TEXT PASSAGE.
Abstract:
The stability of semiconductor devices such as gallium arsenide field effect transistors are significantly improved by controlling the process leading to the production of the drain contact. The process requires that the annealing of metals used to form the contact to gallium arsenide is done under conditions which prevent the excessive formation of metal dendrites penetrating into the gallium arsenide active region.

Description:
BACKGROUND OF THE INVENTION 
     1. Field of the Invention 
     This invention relates to semiconductor device fabrication and, more particularly, to the production of electrical contacts to semiconductor materials.

DATASET SECTION.
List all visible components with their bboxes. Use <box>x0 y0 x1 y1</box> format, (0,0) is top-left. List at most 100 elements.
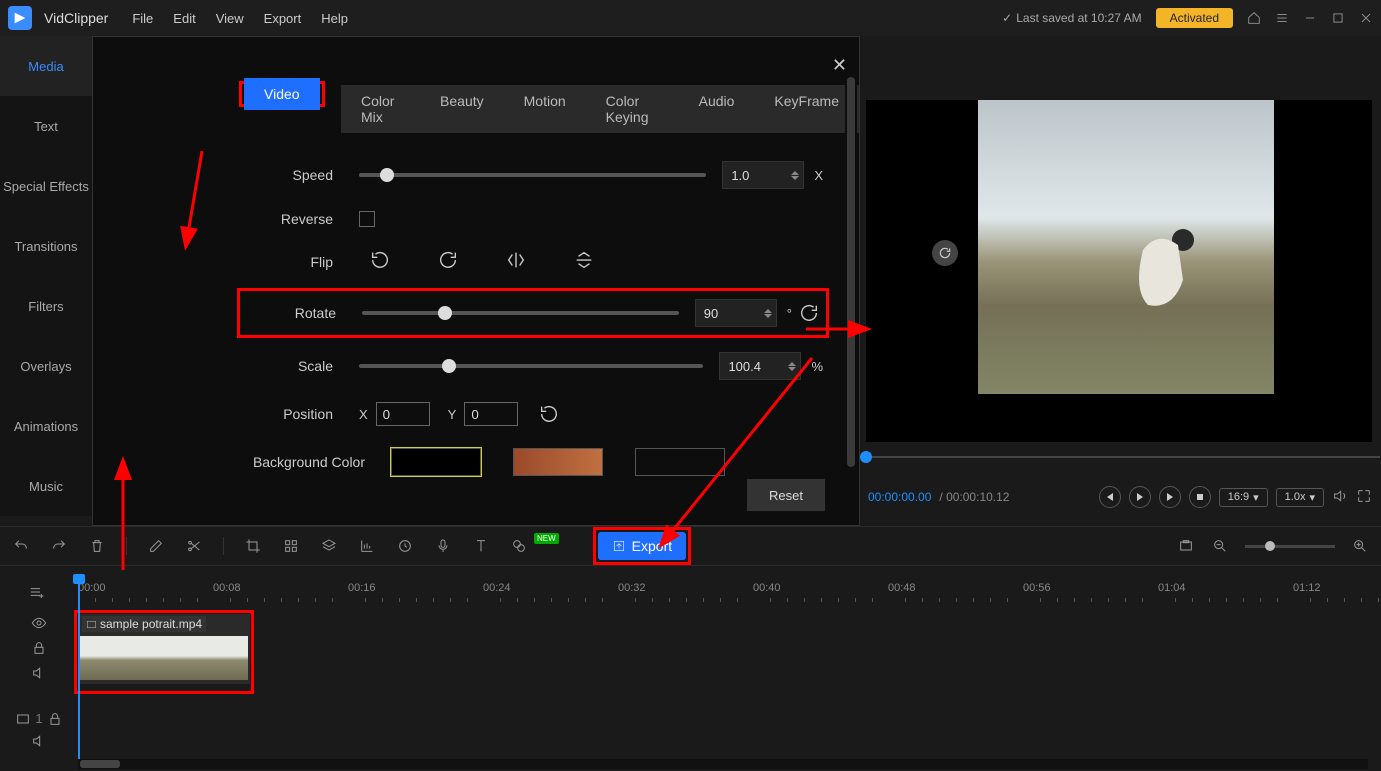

EXERCISE PROMPT. Continue the patent text on drain contacts for gallium arsenide transistors, starting after its last sentence.

RESULT OF THE TASK.
     2. Art Background 
     Essentially all semiconductor devices and particularly those intended for operation at high frequency, e.g., microwave frequencies, require a low resistance (specific contact resistance typically less than 10 -4  ohm/cm 2 ) electric contact to the active portions of the device. Often the method used to form the contact significantly affects the performance and reliability of the device, i.e., the percentage of devices found unacceptable after fabrication and the lifetime of the acceptable devices. For example, in the case of GaAs field effect transistors (FETs) various short-term device failure mechanisms have been associated with the contacts made to the GaAs active region. (See for example, Wemple &amp; Niehaus, Source Drain Burn Out in GaAs MES FETS, &#34;Gallium Arsenide and Related Compounds&#34; (St. Louis) 1976, Institute of Physics Conference Series, 33b, 226.) Some expedients have been developed to decrease device failure induced by contact formation. In the example of GaAs FETs, N +  GaAs pads at the source and drain (as shown in FIG. 1) have been added to increase stability properties. (See 1976 Conference Series, supra, Vol. 33b,  271.)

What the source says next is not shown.